-- begin Recorded data --

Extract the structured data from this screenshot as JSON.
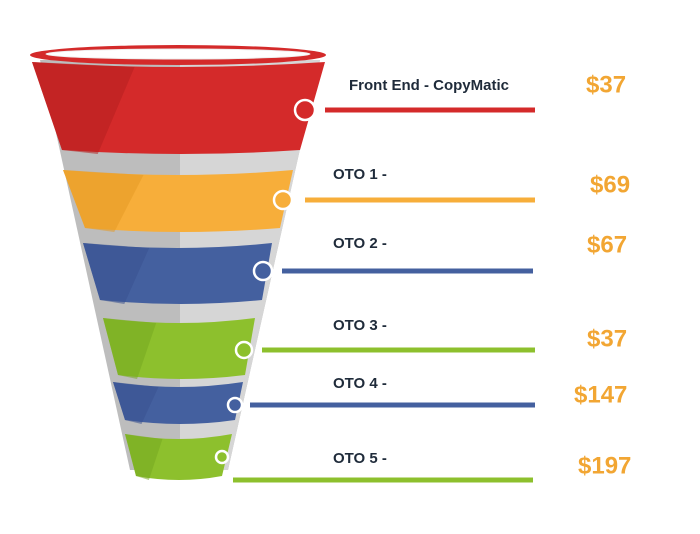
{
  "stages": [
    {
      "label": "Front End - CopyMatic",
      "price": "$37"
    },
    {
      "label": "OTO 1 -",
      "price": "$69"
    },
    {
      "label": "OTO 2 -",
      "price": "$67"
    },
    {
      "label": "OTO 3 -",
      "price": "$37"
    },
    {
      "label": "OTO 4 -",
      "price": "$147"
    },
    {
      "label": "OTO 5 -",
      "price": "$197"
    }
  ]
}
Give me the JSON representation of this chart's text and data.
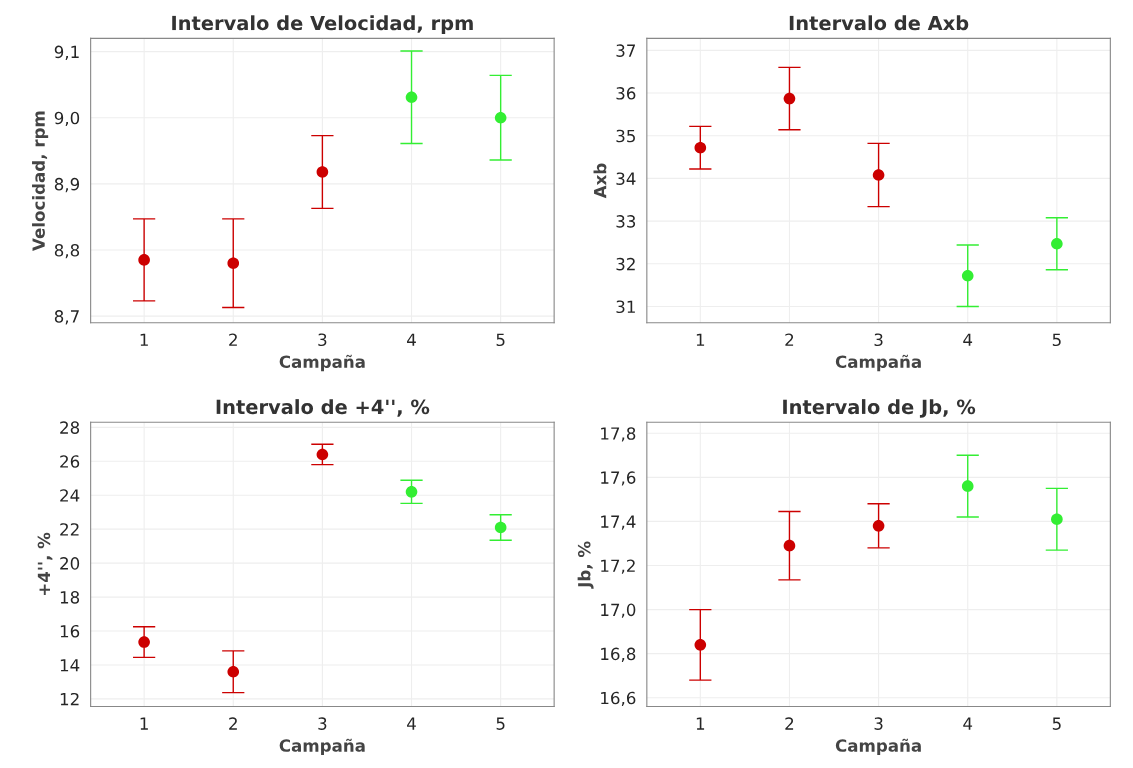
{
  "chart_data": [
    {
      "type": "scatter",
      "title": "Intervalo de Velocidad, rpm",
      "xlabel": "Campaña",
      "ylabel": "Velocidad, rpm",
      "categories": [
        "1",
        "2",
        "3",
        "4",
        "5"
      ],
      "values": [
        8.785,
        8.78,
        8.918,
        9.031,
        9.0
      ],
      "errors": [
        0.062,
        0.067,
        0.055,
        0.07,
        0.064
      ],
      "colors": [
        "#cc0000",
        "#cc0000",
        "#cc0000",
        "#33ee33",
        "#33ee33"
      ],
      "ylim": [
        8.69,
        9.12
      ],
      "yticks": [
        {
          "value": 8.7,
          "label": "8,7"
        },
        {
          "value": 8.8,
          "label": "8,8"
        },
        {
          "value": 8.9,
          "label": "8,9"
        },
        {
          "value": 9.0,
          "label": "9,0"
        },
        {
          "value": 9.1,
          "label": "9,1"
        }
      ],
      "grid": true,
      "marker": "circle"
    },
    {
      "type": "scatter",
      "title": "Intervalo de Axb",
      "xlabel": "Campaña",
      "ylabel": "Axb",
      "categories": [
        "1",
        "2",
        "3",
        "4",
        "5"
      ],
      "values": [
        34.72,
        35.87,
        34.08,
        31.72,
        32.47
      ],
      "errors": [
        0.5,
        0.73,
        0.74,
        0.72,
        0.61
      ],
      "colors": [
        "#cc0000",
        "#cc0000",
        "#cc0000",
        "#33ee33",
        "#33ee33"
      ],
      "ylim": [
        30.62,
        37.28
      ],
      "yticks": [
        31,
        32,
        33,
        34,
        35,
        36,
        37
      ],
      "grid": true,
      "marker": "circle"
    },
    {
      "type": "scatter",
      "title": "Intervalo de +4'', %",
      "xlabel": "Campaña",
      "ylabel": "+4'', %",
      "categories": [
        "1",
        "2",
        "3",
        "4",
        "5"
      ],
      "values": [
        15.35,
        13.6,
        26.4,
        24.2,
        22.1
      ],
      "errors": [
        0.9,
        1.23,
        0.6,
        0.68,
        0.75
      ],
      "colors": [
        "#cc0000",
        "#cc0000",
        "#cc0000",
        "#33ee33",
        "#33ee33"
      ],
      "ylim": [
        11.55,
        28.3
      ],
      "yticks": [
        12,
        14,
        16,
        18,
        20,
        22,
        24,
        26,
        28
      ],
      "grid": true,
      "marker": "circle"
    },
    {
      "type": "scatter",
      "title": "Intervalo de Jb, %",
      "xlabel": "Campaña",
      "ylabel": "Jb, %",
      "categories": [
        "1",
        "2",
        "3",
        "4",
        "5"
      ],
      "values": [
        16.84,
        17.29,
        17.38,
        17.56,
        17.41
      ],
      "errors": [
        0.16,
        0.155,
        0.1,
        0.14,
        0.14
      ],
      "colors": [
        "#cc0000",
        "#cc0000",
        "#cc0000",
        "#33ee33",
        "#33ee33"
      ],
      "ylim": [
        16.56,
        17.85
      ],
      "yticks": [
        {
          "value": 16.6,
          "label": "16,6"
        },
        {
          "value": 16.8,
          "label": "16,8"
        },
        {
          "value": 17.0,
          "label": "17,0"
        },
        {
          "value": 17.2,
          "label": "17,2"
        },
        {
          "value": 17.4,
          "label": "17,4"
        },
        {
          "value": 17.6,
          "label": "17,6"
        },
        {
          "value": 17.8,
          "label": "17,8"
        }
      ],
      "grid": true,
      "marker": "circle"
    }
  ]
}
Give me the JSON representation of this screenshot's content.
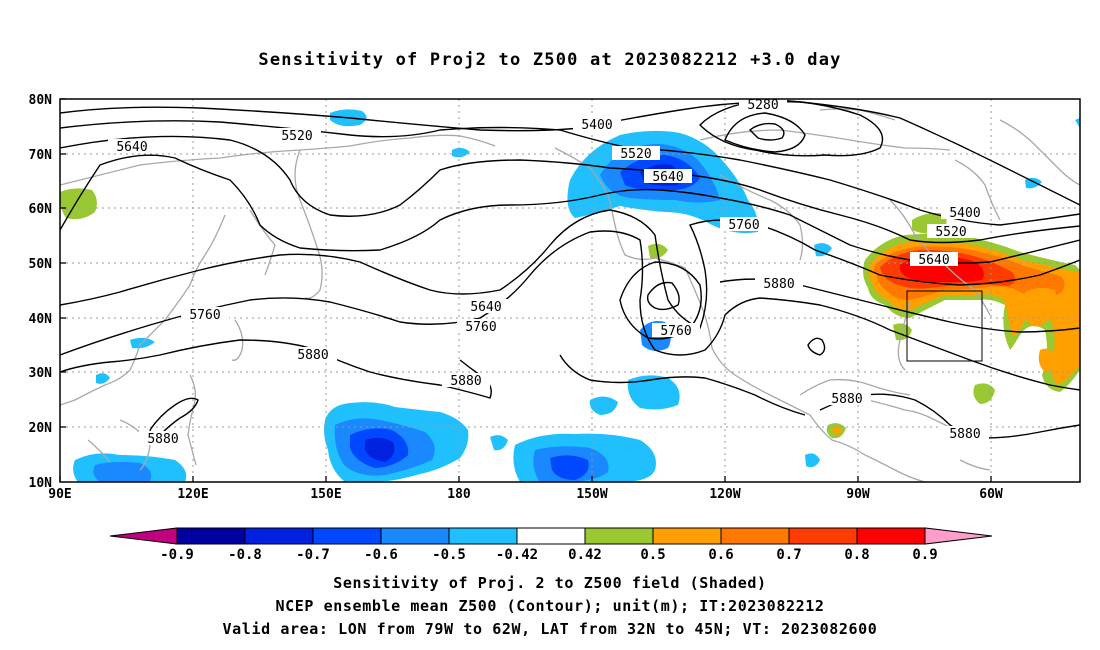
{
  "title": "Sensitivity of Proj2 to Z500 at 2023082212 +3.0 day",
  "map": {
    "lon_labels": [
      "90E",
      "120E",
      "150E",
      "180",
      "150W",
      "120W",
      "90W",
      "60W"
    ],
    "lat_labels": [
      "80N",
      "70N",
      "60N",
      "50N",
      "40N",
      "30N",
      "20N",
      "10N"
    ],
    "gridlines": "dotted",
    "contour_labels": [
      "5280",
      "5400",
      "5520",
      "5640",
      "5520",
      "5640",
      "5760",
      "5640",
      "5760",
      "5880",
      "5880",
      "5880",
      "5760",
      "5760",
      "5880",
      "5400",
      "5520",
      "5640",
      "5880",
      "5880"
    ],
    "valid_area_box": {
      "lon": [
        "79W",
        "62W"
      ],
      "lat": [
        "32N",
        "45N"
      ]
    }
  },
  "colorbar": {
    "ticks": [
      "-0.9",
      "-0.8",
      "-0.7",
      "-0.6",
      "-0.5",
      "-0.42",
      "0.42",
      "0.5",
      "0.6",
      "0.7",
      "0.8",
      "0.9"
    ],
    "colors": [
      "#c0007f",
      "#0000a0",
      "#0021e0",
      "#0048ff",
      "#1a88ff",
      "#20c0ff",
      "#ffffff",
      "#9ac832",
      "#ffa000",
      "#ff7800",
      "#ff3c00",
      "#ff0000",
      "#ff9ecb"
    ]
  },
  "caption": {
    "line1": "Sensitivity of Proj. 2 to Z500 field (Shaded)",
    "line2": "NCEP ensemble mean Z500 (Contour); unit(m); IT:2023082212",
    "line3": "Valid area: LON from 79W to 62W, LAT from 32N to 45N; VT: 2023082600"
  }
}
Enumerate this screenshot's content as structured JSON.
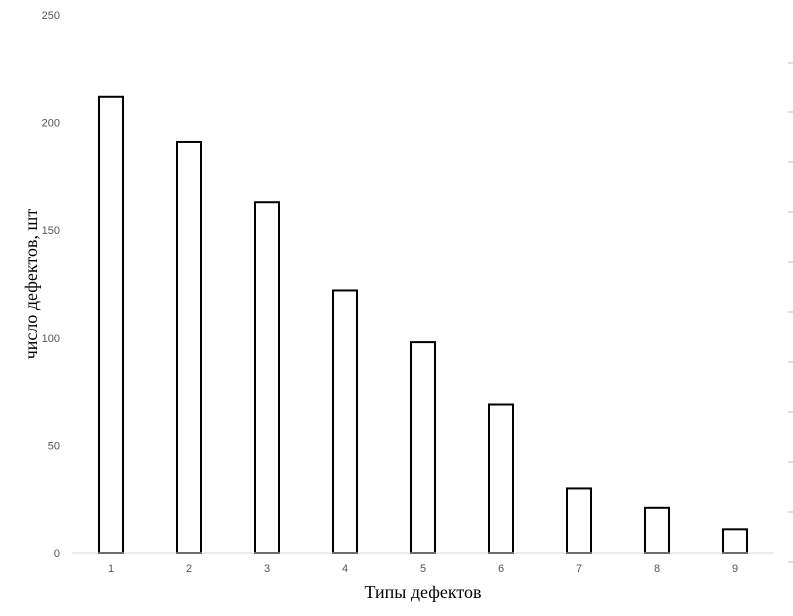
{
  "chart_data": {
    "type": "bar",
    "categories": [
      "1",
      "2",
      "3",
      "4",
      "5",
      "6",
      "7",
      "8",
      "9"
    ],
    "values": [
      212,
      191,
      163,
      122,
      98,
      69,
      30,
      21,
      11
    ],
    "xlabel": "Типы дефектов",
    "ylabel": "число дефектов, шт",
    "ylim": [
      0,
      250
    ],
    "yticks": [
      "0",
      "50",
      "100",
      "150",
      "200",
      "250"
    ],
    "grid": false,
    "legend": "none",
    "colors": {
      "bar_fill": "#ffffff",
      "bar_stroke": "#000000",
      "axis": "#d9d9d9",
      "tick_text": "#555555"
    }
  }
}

-- end Recorded data --

Please repeat the entries exactly. Do not include the pictures.

The result
Extract the structured data from this screenshot as JSON.
{
  "stages": [
    {
      "label": "Front End - CopyMatic",
      "price": "$37"
    },
    {
      "label": "OTO 1 -",
      "price": "$69"
    },
    {
      "label": "OTO 2 -",
      "price": "$67"
    },
    {
      "label": "OTO 3 -",
      "price": "$37"
    },
    {
      "label": "OTO 4 -",
      "price": "$147"
    },
    {
      "label": "OTO 5 -",
      "price": "$197"
    }
  ]
}
Give me the JSON representation of this chart's text and data.
{
  "chart_data": [
    {
      "type": "scatter",
      "title": "Intervalo de Velocidad, rpm",
      "xlabel": "Campaña",
      "ylabel": "Velocidad, rpm",
      "categories": [
        "1",
        "2",
        "3",
        "4",
        "5"
      ],
      "values": [
        8.785,
        8.78,
        8.918,
        9.031,
        9.0
      ],
      "errors": [
        0.062,
        0.067,
        0.055,
        0.07,
        0.064
      ],
      "colors": [
        "#cc0000",
        "#cc0000",
        "#cc0000",
        "#33ee33",
        "#33ee33"
      ],
      "ylim": [
        8.69,
        9.12
      ],
      "yticks": [
        {
          "value": 8.7,
          "label": "8,7"
        },
        {
          "value": 8.8,
          "label": "8,8"
        },
        {
          "value": 8.9,
          "label": "8,9"
        },
        {
          "value": 9.0,
          "label": "9,0"
        },
        {
          "value": 9.1,
          "label": "9,1"
        }
      ],
      "grid": true,
      "marker": "circle"
    },
    {
      "type": "scatter",
      "title": "Intervalo de Axb",
      "xlabel": "Campaña",
      "ylabel": "Axb",
      "categories": [
        "1",
        "2",
        "3",
        "4",
        "5"
      ],
      "values": [
        34.72,
        35.87,
        34.08,
        31.72,
        32.47
      ],
      "errors": [
        0.5,
        0.73,
        0.74,
        0.72,
        0.61
      ],
      "colors": [
        "#cc0000",
        "#cc0000",
        "#cc0000",
        "#33ee33",
        "#33ee33"
      ],
      "ylim": [
        30.62,
        37.28
      ],
      "yticks": [
        31,
        32,
        33,
        34,
        35,
        36,
        37
      ],
      "grid": true,
      "marker": "circle"
    },
    {
      "type": "scatter",
      "title": "Intervalo de +4'', %",
      "xlabel": "Campaña",
      "ylabel": "+4'', %",
      "categories": [
        "1",
        "2",
        "3",
        "4",
        "5"
      ],
      "values": [
        15.35,
        13.6,
        26.4,
        24.2,
        22.1
      ],
      "errors": [
        0.9,
        1.23,
        0.6,
        0.68,
        0.75
      ],
      "colors": [
        "#cc0000",
        "#cc0000",
        "#cc0000",
        "#33ee33",
        "#33ee33"
      ],
      "ylim": [
        11.55,
        28.3
      ],
      "yticks": [
        12,
        14,
        16,
        18,
        20,
        22,
        24,
        26,
        28
      ],
      "grid": true,
      "marker": "circle"
    },
    {
      "type": "scatter",
      "title": "Intervalo de Jb, %",
      "xlabel": "Campaña",
      "ylabel": "Jb, %",
      "categories": [
        "1",
        "2",
        "3",
        "4",
        "5"
      ],
      "values": [
        16.84,
        17.29,
        17.38,
        17.56,
        17.41
      ],
      "errors": [
        0.16,
        0.155,
        0.1,
        0.14,
        0.14
      ],
      "colors": [
        "#cc0000",
        "#cc0000",
        "#cc0000",
        "#33ee33",
        "#33ee33"
      ],
      "ylim": [
        16.56,
        17.85
      ],
      "yticks": [
        {
          "value": 16.6,
          "label": "16,6"
        },
        {
          "value": 16.8,
          "label": "16,8"
        },
        {
          "value": 17.0,
          "label": "17,0"
        },
        {
          "value": 17.2,
          "label": "17,2"
        },
        {
          "value": 17.4,
          "label": "17,4"
        },
        {
          "value": 17.6,
          "label": "17,6"
        },
        {
          "value": 17.8,
          "label": "17,8"
        }
      ],
      "grid": true,
      "marker": "circle"
    }
  ]
}
Give me the JSON representation of this screenshot's content.
{
  "title": "Sensitivity of Proj2 to Z500 at 2023082212 +3.0 day",
  "map": {
    "lon_labels": [
      "90E",
      "120E",
      "150E",
      "180",
      "150W",
      "120W",
      "90W",
      "60W"
    ],
    "lat_labels": [
      "80N",
      "70N",
      "60N",
      "50N",
      "40N",
      "30N",
      "20N",
      "10N"
    ],
    "gridlines": "dotted",
    "contour_labels": [
      "5280",
      "5400",
      "5520",
      "5640",
      "5520",
      "5640",
      "5760",
      "5640",
      "5760",
      "5880",
      "5880",
      "5880",
      "5760",
      "5760",
      "5880",
      "5400",
      "5520",
      "5640",
      "5880",
      "5880"
    ],
    "valid_area_box": {
      "lon": [
        "79W",
        "62W"
      ],
      "lat": [
        "32N",
        "45N"
      ]
    }
  },
  "colorbar": {
    "ticks": [
      "-0.9",
      "-0.8",
      "-0.7",
      "-0.6",
      "-0.5",
      "-0.42",
      "0.42",
      "0.5",
      "0.6",
      "0.7",
      "0.8",
      "0.9"
    ],
    "colors": [
      "#c0007f",
      "#0000a0",
      "#0021e0",
      "#0048ff",
      "#1a88ff",
      "#20c0ff",
      "#ffffff",
      "#9ac832",
      "#ffa000",
      "#ff7800",
      "#ff3c00",
      "#ff0000",
      "#ff9ecb"
    ]
  },
  "caption": {
    "line1": "Sensitivity of Proj. 2 to Z500 field (Shaded)",
    "line2": "NCEP ensemble mean Z500 (Contour); unit(m); IT:2023082212",
    "line3": "Valid area: LON from 79W to 62W, LAT from 32N to 45N; VT: 2023082600"
  }
}
Enumerate this screenshot's content as structured JSON.
{
  "chart_data": {
    "type": "bar",
    "categories": [
      "1",
      "2",
      "3",
      "4",
      "5",
      "6",
      "7",
      "8",
      "9"
    ],
    "values": [
      212,
      191,
      163,
      122,
      98,
      69,
      30,
      21,
      11
    ],
    "xlabel": "Типы дефектов",
    "ylabel": "число дефектов, шт",
    "ylim": [
      0,
      250
    ],
    "yticks": [
      "0",
      "50",
      "100",
      "150",
      "200",
      "250"
    ],
    "grid": false,
    "legend": "none",
    "colors": {
      "bar_fill": "#ffffff",
      "bar_stroke": "#000000",
      "axis": "#d9d9d9",
      "tick_text": "#555555"
    }
  }
}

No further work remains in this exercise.